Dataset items
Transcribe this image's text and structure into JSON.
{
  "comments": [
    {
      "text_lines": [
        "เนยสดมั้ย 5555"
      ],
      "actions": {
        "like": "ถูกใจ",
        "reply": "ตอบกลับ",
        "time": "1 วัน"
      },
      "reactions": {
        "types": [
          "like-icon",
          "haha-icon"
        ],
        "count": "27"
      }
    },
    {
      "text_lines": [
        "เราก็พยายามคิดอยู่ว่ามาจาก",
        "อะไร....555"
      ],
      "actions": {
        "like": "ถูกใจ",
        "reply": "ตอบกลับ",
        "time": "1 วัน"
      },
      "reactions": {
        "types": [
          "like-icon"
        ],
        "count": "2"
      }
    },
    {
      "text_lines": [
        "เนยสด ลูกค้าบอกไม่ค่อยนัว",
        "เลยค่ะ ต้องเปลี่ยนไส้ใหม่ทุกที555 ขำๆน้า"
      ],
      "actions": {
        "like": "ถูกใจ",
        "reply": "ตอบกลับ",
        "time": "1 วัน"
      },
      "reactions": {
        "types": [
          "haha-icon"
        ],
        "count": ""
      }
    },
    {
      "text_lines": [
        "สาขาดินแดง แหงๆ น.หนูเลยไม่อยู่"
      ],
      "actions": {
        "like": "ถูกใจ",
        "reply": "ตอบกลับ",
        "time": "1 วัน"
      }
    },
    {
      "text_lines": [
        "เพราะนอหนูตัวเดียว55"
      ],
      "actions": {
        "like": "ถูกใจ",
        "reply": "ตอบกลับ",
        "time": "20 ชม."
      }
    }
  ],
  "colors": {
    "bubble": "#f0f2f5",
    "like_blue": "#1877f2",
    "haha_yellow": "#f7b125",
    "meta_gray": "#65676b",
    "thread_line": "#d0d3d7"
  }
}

▶ [WHAT YOU ARE ASKED TO DO]:
Above are some records. Print them all exactly.

▶ [THE REPLY]:
Transcribe this image's text and structure into JSON.
{
  "comments": [
    {
      "text_lines": [
        "เนยสดมั้ย 5555"
      ],
      "actions": {
        "like": "ถูกใจ",
        "reply": "ตอบกลับ",
        "time": "1 วัน"
      },
      "reactions": {
        "types": [
          "like-icon",
          "haha-icon"
        ],
        "count": "27"
      }
    },
    {
      "text_lines": [
        "เราก็พยายามคิดอยู่ว่ามาจาก",
        "อะไร....555"
      ],
      "actions": {
        "like": "ถูกใจ",
        "reply": "ตอบกลับ",
        "time": "1 วัน"
      },
      "reactions": {
        "types": [
          "like-icon"
        ],
        "count": "2"
      }
    },
    {
      "text_lines": [
        "เนยสด ลูกค้าบอกไม่ค่อยนัว",
        "เลยค่ะ ต้องเปลี่ยนไส้ใหม่ทุกที555 ขำๆน้า"
      ],
      "actions": {
        "like": "ถูกใจ",
        "reply": "ตอบกลับ",
        "time": "1 วัน"
      },
      "reactions": {
        "types": [
          "haha-icon"
        ],
        "count": ""
      }
    },
    {
      "text_lines": [
        "สาขาดินแดง แหงๆ น.หนูเลยไม่อยู่"
      ],
      "actions": {
        "like": "ถูกใจ",
        "reply": "ตอบกลับ",
        "time": "1 วัน"
      }
    },
    {
      "text_lines": [
        "เพราะนอหนูตัวเดียว55"
      ],
      "actions": {
        "like": "ถูกใจ",
        "reply": "ตอบกลับ",
        "time": "20 ชม."
      }
    }
  ],
  "colors": {
    "bubble": "#f0f2f5",
    "like_blue": "#1877f2",
    "haha_yellow": "#f7b125",
    "meta_gray": "#65676b",
    "thread_line": "#d0d3d7"
  }
}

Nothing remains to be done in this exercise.